> _Material for this task_
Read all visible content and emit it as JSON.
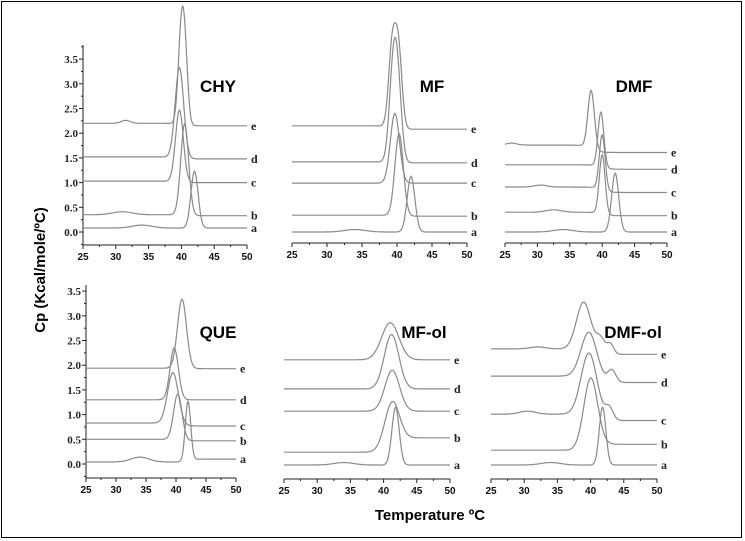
{
  "chart_data": {
    "type": "line",
    "ylabel": "Cp (Kcal/mole/ºC)",
    "xlabel": "Temperature ºC",
    "xlim": [
      25,
      50
    ],
    "ylim": [
      0,
      3.5
    ],
    "xticks": [
      "25",
      "30",
      "35",
      "40",
      "45",
      "50"
    ],
    "yticks": [
      "0.0",
      "0.5",
      "1.0",
      "1.5",
      "2.0",
      "2.5",
      "3.0",
      "3.5"
    ],
    "curve_color": "#8a8a8a",
    "panels": [
      {
        "title": "CHY",
        "show_yaxis": true,
        "series": [
          {
            "name": "a",
            "base": [
              0.08,
              0.08
            ],
            "peaks": [
              [
                42,
                1.15,
                0.55
              ],
              [
                34,
                0.06,
                1.5
              ]
            ]
          },
          {
            "name": "b",
            "base": [
              0.35,
              0.33
            ],
            "peaks": [
              [
                40.5,
                1.85,
                0.6
              ],
              [
                31,
                0.06,
                1.5
              ]
            ]
          },
          {
            "name": "c",
            "base": [
              1.03,
              1.0
            ],
            "peaks": [
              [
                39.7,
                1.45,
                0.6
              ]
            ]
          },
          {
            "name": "d",
            "base": [
              1.52,
              1.48
            ],
            "peaks": [
              [
                39.7,
                1.83,
                0.65
              ]
            ]
          },
          {
            "name": "e",
            "base": [
              2.2,
              2.15
            ],
            "peaks": [
              [
                39.9,
                1.5,
                0.45
              ],
              [
                40.5,
                1.5,
                0.45
              ],
              [
                31.5,
                0.06,
                0.7
              ]
            ]
          }
        ]
      },
      {
        "title": "MF",
        "show_yaxis": false,
        "series": [
          {
            "name": "a",
            "base": [
              0.0,
              0.0
            ],
            "peaks": [
              [
                42,
                1.13,
                0.55
              ],
              [
                34,
                0.05,
                1.5
              ]
            ]
          },
          {
            "name": "b",
            "base": [
              0.34,
              0.32
            ],
            "peaks": [
              [
                40.3,
                1.66,
                0.6
              ]
            ]
          },
          {
            "name": "c",
            "base": [
              0.99,
              0.99
            ],
            "peaks": [
              [
                39.7,
                1.41,
                0.65
              ]
            ]
          },
          {
            "name": "d",
            "base": [
              1.42,
              1.4
            ],
            "peaks": [
              [
                39.4,
                1.6,
                0.55
              ],
              [
                40.1,
                1.5,
                0.55
              ]
            ]
          },
          {
            "name": "e",
            "base": [
              2.15,
              2.08
            ],
            "peaks": [
              [
                39.3,
                1.6,
                0.5
              ],
              [
                40.2,
                1.6,
                0.5
              ]
            ]
          }
        ]
      },
      {
        "title": "DMF",
        "show_yaxis": false,
        "series": [
          {
            "name": "a",
            "base": [
              0.0,
              0.0
            ],
            "peaks": [
              [
                42,
                1.19,
                0.55
              ],
              [
                34,
                0.05,
                1.5
              ]
            ]
          },
          {
            "name": "b",
            "base": [
              0.4,
              0.33
            ],
            "peaks": [
              [
                40,
                1.2,
                0.45
              ],
              [
                32.5,
                0.05,
                1.2
              ]
            ]
          },
          {
            "name": "c",
            "base": [
              0.91,
              0.8
            ],
            "peaks": [
              [
                40,
                1.11,
                0.45
              ],
              [
                30.5,
                0.04,
                1
              ]
            ]
          },
          {
            "name": "d",
            "base": [
              1.36,
              1.27
            ],
            "peaks": [
              [
                39.8,
                1.11,
                0.45
              ]
            ]
          },
          {
            "name": "e",
            "base": [
              1.76,
              1.61
            ],
            "peaks": [
              [
                38.3,
                1.18,
                0.5
              ],
              [
                26,
                0.04,
                0.8
              ]
            ]
          }
        ]
      },
      {
        "title": "QUE",
        "show_yaxis": true,
        "series": [
          {
            "name": "a",
            "base": [
              0.04,
              0.1
            ],
            "peaks": [
              [
                42,
                1.2,
                0.45
              ],
              [
                34,
                0.1,
                1.5
              ]
            ]
          },
          {
            "name": "b",
            "base": [
              0.5,
              0.47
            ],
            "peaks": [
              [
                40.3,
                0.93,
                0.7
              ]
            ]
          },
          {
            "name": "c",
            "base": [
              0.83,
              0.77
            ],
            "peaks": [
              [
                39.5,
                1.05,
                0.9
              ]
            ]
          },
          {
            "name": "d",
            "base": [
              1.3,
              1.3
            ],
            "peaks": [
              [
                39.7,
                1.05,
                0.7
              ]
            ]
          },
          {
            "name": "e",
            "base": [
              1.94,
              1.93
            ],
            "peaks": [
              [
                41,
                1.4,
                0.75
              ]
            ]
          }
        ]
      },
      {
        "title": "MF-ol",
        "show_yaxis": false,
        "series": [
          {
            "name": "a",
            "base": [
              0.0,
              0.0
            ],
            "peaks": [
              [
                41.8,
                1.17,
                0.55
              ],
              [
                34,
                0.05,
                1.5
              ]
            ]
          },
          {
            "name": "b",
            "base": [
              0.26,
              0.55
            ],
            "peaks": [
              [
                41.2,
                0.87,
                1.1
              ]
            ]
          },
          {
            "name": "c",
            "base": [
              1.09,
              1.09
            ],
            "peaks": [
              [
                41.3,
                0.83,
                1.1
              ]
            ]
          },
          {
            "name": "d",
            "base": [
              1.54,
              1.54
            ],
            "peaks": [
              [
                41.2,
                1.1,
                1.1
              ]
            ]
          },
          {
            "name": "e",
            "base": [
              2.13,
              2.13
            ],
            "peaks": [
              [
                41,
                0.75,
                1.3
              ]
            ]
          }
        ]
      },
      {
        "title": "DMF-ol",
        "show_yaxis": false,
        "series": [
          {
            "name": "a",
            "base": [
              0.0,
              0.0
            ],
            "peaks": [
              [
                41.8,
                1.17,
                0.5
              ],
              [
                34,
                0.05,
                1.5
              ]
            ]
          },
          {
            "name": "b",
            "base": [
              0.3,
              0.42
            ],
            "peaks": [
              [
                40,
                1.4,
                1.05
              ]
            ]
          },
          {
            "name": "c",
            "base": [
              1.03,
              0.9
            ],
            "peaks": [
              [
                39.8,
                1.3,
                1.2
              ],
              [
                42.8,
                0.25,
                0.6
              ],
              [
                30.5,
                0.06,
                1.2
              ]
            ]
          },
          {
            "name": "d",
            "base": [
              1.8,
              1.67
            ],
            "peaks": [
              [
                39.8,
                0.95,
                1.2
              ],
              [
                43.2,
                0.25,
                0.6
              ]
            ]
          },
          {
            "name": "e",
            "base": [
              2.35,
              2.24
            ],
            "peaks": [
              [
                39,
                1.0,
                1.1
              ],
              [
                41.5,
                0.3,
                0.7
              ],
              [
                43,
                0.2,
                0.5
              ],
              [
                32,
                0.04,
                1.2
              ]
            ]
          }
        ]
      }
    ]
  }
}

> _Task_
Exclude the images and reproduce the remaining data exactly.

> _The reply_
Read all visible content and emit it as JSON.
{
  "chart_data": {
    "type": "line",
    "ylabel": "Cp (Kcal/mole/ºC)",
    "xlabel": "Temperature ºC",
    "xlim": [
      25,
      50
    ],
    "ylim": [
      0,
      3.5
    ],
    "xticks": [
      "25",
      "30",
      "35",
      "40",
      "45",
      "50"
    ],
    "yticks": [
      "0.0",
      "0.5",
      "1.0",
      "1.5",
      "2.0",
      "2.5",
      "3.0",
      "3.5"
    ],
    "curve_color": "#8a8a8a",
    "panels": [
      {
        "title": "CHY",
        "show_yaxis": true,
        "series": [
          {
            "name": "a",
            "base": [
              0.08,
              0.08
            ],
            "peaks": [
              [
                42,
                1.15,
                0.55
              ],
              [
                34,
                0.06,
                1.5
              ]
            ]
          },
          {
            "name": "b",
            "base": [
              0.35,
              0.33
            ],
            "peaks": [
              [
                40.5,
                1.85,
                0.6
              ],
              [
                31,
                0.06,
                1.5
              ]
            ]
          },
          {
            "name": "c",
            "base": [
              1.03,
              1.0
            ],
            "peaks": [
              [
                39.7,
                1.45,
                0.6
              ]
            ]
          },
          {
            "name": "d",
            "base": [
              1.52,
              1.48
            ],
            "peaks": [
              [
                39.7,
                1.83,
                0.65
              ]
            ]
          },
          {
            "name": "e",
            "base": [
              2.2,
              2.15
            ],
            "peaks": [
              [
                39.9,
                1.5,
                0.45
              ],
              [
                40.5,
                1.5,
                0.45
              ],
              [
                31.5,
                0.06,
                0.7
              ]
            ]
          }
        ]
      },
      {
        "title": "MF",
        "show_yaxis": false,
        "series": [
          {
            "name": "a",
            "base": [
              0.0,
              0.0
            ],
            "peaks": [
              [
                42,
                1.13,
                0.55
              ],
              [
                34,
                0.05,
                1.5
              ]
            ]
          },
          {
            "name": "b",
            "base": [
              0.34,
              0.32
            ],
            "peaks": [
              [
                40.3,
                1.66,
                0.6
              ]
            ]
          },
          {
            "name": "c",
            "base": [
              0.99,
              0.99
            ],
            "peaks": [
              [
                39.7,
                1.41,
                0.65
              ]
            ]
          },
          {
            "name": "d",
            "base": [
              1.42,
              1.4
            ],
            "peaks": [
              [
                39.4,
                1.6,
                0.55
              ],
              [
                40.1,
                1.5,
                0.55
              ]
            ]
          },
          {
            "name": "e",
            "base": [
              2.15,
              2.08
            ],
            "peaks": [
              [
                39.3,
                1.6,
                0.5
              ],
              [
                40.2,
                1.6,
                0.5
              ]
            ]
          }
        ]
      },
      {
        "title": "DMF",
        "show_yaxis": false,
        "series": [
          {
            "name": "a",
            "base": [
              0.0,
              0.0
            ],
            "peaks": [
              [
                42,
                1.19,
                0.55
              ],
              [
                34,
                0.05,
                1.5
              ]
            ]
          },
          {
            "name": "b",
            "base": [
              0.4,
              0.33
            ],
            "peaks": [
              [
                40,
                1.2,
                0.45
              ],
              [
                32.5,
                0.05,
                1.2
              ]
            ]
          },
          {
            "name": "c",
            "base": [
              0.91,
              0.8
            ],
            "peaks": [
              [
                40,
                1.11,
                0.45
              ],
              [
                30.5,
                0.04,
                1
              ]
            ]
          },
          {
            "name": "d",
            "base": [
              1.36,
              1.27
            ],
            "peaks": [
              [
                39.8,
                1.11,
                0.45
              ]
            ]
          },
          {
            "name": "e",
            "base": [
              1.76,
              1.61
            ],
            "peaks": [
              [
                38.3,
                1.18,
                0.5
              ],
              [
                26,
                0.04,
                0.8
              ]
            ]
          }
        ]
      },
      {
        "title": "QUE",
        "show_yaxis": true,
        "series": [
          {
            "name": "a",
            "base": [
              0.04,
              0.1
            ],
            "peaks": [
              [
                42,
                1.2,
                0.45
              ],
              [
                34,
                0.1,
                1.5
              ]
            ]
          },
          {
            "name": "b",
            "base": [
              0.5,
              0.47
            ],
            "peaks": [
              [
                40.3,
                0.93,
                0.7
              ]
            ]
          },
          {
            "name": "c",
            "base": [
              0.83,
              0.77
            ],
            "peaks": [
              [
                39.5,
                1.05,
                0.9
              ]
            ]
          },
          {
            "name": "d",
            "base": [
              1.3,
              1.3
            ],
            "peaks": [
              [
                39.7,
                1.05,
                0.7
              ]
            ]
          },
          {
            "name": "e",
            "base": [
              1.94,
              1.93
            ],
            "peaks": [
              [
                41,
                1.4,
                0.75
              ]
            ]
          }
        ]
      },
      {
        "title": "MF-ol",
        "show_yaxis": false,
        "series": [
          {
            "name": "a",
            "base": [
              0.0,
              0.0
            ],
            "peaks": [
              [
                41.8,
                1.17,
                0.55
              ],
              [
                34,
                0.05,
                1.5
              ]
            ]
          },
          {
            "name": "b",
            "base": [
              0.26,
              0.55
            ],
            "peaks": [
              [
                41.2,
                0.87,
                1.1
              ]
            ]
          },
          {
            "name": "c",
            "base": [
              1.09,
              1.09
            ],
            "peaks": [
              [
                41.3,
                0.83,
                1.1
              ]
            ]
          },
          {
            "name": "d",
            "base": [
              1.54,
              1.54
            ],
            "peaks": [
              [
                41.2,
                1.1,
                1.1
              ]
            ]
          },
          {
            "name": "e",
            "base": [
              2.13,
              2.13
            ],
            "peaks": [
              [
                41,
                0.75,
                1.3
              ]
            ]
          }
        ]
      },
      {
        "title": "DMF-ol",
        "show_yaxis": false,
        "series": [
          {
            "name": "a",
            "base": [
              0.0,
              0.0
            ],
            "peaks": [
              [
                41.8,
                1.17,
                0.5
              ],
              [
                34,
                0.05,
                1.5
              ]
            ]
          },
          {
            "name": "b",
            "base": [
              0.3,
              0.42
            ],
            "peaks": [
              [
                40,
                1.4,
                1.05
              ]
            ]
          },
          {
            "name": "c",
            "base": [
              1.03,
              0.9
            ],
            "peaks": [
              [
                39.8,
                1.3,
                1.2
              ],
              [
                42.8,
                0.25,
                0.6
              ],
              [
                30.5,
                0.06,
                1.2
              ]
            ]
          },
          {
            "name": "d",
            "base": [
              1.8,
              1.67
            ],
            "peaks": [
              [
                39.8,
                0.95,
                1.2
              ],
              [
                43.2,
                0.25,
                0.6
              ]
            ]
          },
          {
            "name": "e",
            "base": [
              2.35,
              2.24
            ],
            "peaks": [
              [
                39,
                1.0,
                1.1
              ],
              [
                41.5,
                0.3,
                0.7
              ],
              [
                43,
                0.2,
                0.5
              ],
              [
                32,
                0.04,
                1.2
              ]
            ]
          }
        ]
      }
    ]
  }
}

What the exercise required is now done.